**** Extract

A Lesbian Woman, Who Fled Uganda for the US After a Homophobic Attack, Is Now Facing Deportation

The Trump administration does not believe she faces a threat in Uganda, despite the country recently threatening to re-introduce its "Kill the Gays" bill.

A lesbian woman who fled Uganda in the face of homophobic violence, now faces being deported from the US by the Trump administration.

According to a recent report published in Rolling Stone magazine, a Ugandan woman by the name of Margaret sought asylum in the US after being beaten and raped at a festival in Uganda known as a gathering place for the country's LGBTQ community. Following the attack, she entered the country through the US-Mexico border—a dangerous, yet increasingly common route for migrants coming from the continent.

In the Rolling Stone article, she recounts several of the hardships she faced as a lesbian woman coming of age in Uganda and as an African migrant seeking refuge in the US. "I pray that everything works out," Margaret told Rolling Stone. "Because it has been so tough. Ever since I was 13, I just wanted to be free, instead of hiding who I am. I just want to be free, that's all. And happy."


According to the Trump administration, Uganda's well-documented persecution of LGBTQ individuals is not reason enough to grant Margaret asylum. Instead, she faces being sent back. With the decision, the administration has chosen to ignore the Ugandan government's harmful track record with the LGBTQ community and has determined that they don't face a significant enough threat in their home country to warrant refuge in the US.

********

Extend the article on Margaret's asylum case, starting right after its last sentence.

**** Stored records

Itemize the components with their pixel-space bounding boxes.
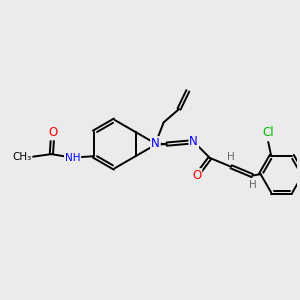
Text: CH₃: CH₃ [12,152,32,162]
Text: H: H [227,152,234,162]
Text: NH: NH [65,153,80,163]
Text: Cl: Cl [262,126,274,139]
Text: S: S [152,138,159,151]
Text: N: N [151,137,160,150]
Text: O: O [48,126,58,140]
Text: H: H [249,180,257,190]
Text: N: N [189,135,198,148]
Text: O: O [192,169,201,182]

********
**** Stored records

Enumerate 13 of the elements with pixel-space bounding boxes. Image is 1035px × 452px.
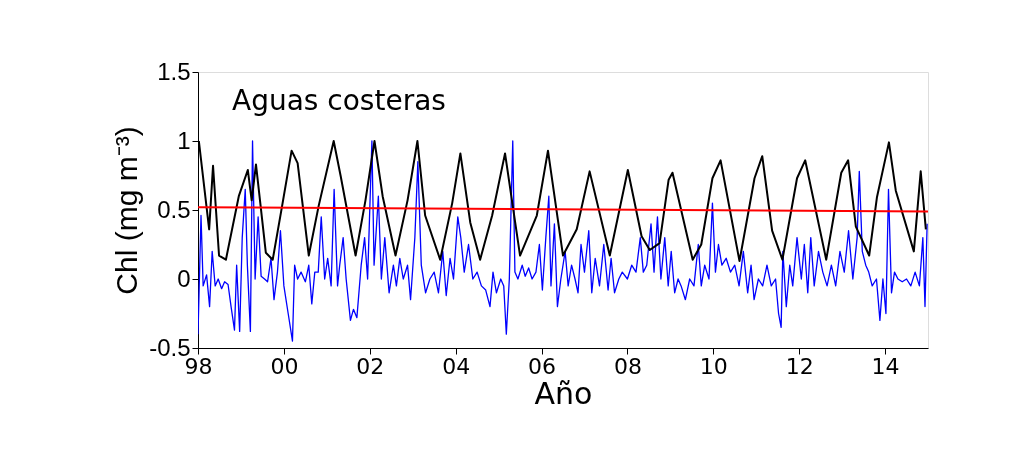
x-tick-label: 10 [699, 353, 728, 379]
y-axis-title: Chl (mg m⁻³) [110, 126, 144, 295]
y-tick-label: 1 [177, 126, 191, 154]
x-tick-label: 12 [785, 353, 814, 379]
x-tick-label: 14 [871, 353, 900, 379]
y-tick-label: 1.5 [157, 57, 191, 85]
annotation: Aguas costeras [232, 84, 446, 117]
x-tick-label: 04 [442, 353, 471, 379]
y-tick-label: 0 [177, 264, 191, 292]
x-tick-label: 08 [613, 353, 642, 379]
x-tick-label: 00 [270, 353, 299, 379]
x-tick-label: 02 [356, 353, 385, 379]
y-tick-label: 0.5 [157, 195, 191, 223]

********

### The output
The move reflects the Trump's administration's staunch devotion to upholding its xenophobic, anti-immigrant agenda. The administration has also been lax around supporting LGBTQ rights.

Earlier this month, it was reported that Uganda was planning to re-introduce its highly denounced "Kill the Gays" bill which would make homosexuality punishable by death after the country's Ethics and Integrity Minister Simon Lokodo made the announcement. The government later denied the news, stating that it would not revive the bill, though the country still remains a hostile one for members of the LGBTQ community through its colonial-era penal code which makes homosexuality punishable by life imprisonment.

According to Reuters, four people have been killed in homophobic attacks in Uganda this year, including a transgender woman and three gay men, one of whom was killed earlier this month.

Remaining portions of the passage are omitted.